WRITTEN REQUEST
Extract each line containing the string "name".

EXTRACTED ENTRIES
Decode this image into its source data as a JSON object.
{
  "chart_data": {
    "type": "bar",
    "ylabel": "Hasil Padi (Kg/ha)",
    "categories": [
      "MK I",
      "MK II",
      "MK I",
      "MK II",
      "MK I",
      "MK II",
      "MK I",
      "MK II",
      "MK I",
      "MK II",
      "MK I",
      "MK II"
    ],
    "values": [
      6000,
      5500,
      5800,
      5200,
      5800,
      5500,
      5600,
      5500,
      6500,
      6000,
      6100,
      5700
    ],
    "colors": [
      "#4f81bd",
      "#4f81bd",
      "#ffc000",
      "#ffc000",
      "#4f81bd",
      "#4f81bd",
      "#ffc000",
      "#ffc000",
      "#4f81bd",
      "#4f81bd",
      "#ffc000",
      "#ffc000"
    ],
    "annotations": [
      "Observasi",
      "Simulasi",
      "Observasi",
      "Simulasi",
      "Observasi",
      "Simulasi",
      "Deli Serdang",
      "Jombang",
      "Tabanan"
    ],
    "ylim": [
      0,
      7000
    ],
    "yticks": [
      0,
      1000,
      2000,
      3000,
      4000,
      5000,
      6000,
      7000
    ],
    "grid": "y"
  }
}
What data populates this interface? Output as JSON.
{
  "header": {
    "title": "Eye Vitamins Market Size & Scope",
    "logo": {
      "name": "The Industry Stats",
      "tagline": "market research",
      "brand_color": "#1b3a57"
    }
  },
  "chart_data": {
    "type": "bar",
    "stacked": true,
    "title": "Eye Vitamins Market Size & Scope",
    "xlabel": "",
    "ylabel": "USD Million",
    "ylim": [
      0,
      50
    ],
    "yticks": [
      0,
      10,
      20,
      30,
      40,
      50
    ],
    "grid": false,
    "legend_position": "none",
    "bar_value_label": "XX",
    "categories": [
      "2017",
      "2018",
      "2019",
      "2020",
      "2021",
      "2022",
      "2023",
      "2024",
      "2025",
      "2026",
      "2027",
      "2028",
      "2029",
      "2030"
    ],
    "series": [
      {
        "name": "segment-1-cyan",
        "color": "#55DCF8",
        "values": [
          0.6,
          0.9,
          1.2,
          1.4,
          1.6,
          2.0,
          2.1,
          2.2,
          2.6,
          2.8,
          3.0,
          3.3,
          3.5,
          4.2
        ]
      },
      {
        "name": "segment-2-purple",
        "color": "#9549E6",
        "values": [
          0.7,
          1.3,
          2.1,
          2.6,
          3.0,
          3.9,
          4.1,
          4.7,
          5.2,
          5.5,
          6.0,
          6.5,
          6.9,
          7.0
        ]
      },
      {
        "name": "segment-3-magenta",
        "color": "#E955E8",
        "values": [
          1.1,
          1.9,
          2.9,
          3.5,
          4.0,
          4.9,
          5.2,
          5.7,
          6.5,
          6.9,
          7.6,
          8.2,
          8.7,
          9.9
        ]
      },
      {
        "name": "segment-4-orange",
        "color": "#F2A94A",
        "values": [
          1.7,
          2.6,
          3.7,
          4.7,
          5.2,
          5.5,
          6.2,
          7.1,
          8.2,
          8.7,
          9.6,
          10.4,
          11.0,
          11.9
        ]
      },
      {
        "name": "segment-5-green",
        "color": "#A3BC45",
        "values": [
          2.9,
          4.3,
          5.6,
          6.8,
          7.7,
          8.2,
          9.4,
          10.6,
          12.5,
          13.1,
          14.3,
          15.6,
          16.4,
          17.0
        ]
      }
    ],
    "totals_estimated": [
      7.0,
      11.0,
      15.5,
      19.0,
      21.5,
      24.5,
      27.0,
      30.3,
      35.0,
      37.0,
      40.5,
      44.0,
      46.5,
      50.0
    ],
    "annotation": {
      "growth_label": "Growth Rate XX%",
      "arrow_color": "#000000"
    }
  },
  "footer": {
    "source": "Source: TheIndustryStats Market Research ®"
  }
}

EXERCISE RESULT
      "name": "The Industry Stats",
        "name": "segment-1-cyan",
        "name": "segment-2-purple",
        "name": "segment-3-magenta",
        "name": "segment-4-orange",
        "name": "segment-5-green",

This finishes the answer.